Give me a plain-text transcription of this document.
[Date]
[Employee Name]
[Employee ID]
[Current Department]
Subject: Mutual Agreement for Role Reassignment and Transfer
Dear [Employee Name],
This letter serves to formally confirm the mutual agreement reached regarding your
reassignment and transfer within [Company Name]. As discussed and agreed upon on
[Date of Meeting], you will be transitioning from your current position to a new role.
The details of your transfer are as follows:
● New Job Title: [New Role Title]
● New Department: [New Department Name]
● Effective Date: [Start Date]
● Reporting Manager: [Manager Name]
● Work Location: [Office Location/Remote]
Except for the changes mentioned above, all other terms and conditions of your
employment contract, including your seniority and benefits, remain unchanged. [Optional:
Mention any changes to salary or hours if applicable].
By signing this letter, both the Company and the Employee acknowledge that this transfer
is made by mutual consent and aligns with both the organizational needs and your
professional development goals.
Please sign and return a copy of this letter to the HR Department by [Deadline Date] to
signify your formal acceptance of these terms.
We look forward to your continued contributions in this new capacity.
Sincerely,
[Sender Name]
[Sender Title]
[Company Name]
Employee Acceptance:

════

● **STATED EXERCISE**: Copy each line of the listing in which the word "letter" can be found.

● **EXERCISE ANSWER**:
This letter serves to formally confirm the mutual agreement reached regarding your
By signing this letter, both the Company and the Employee acknowledge that this transfer
Please sign and return a copy of this letter to the HR Department by [Deadline Date] to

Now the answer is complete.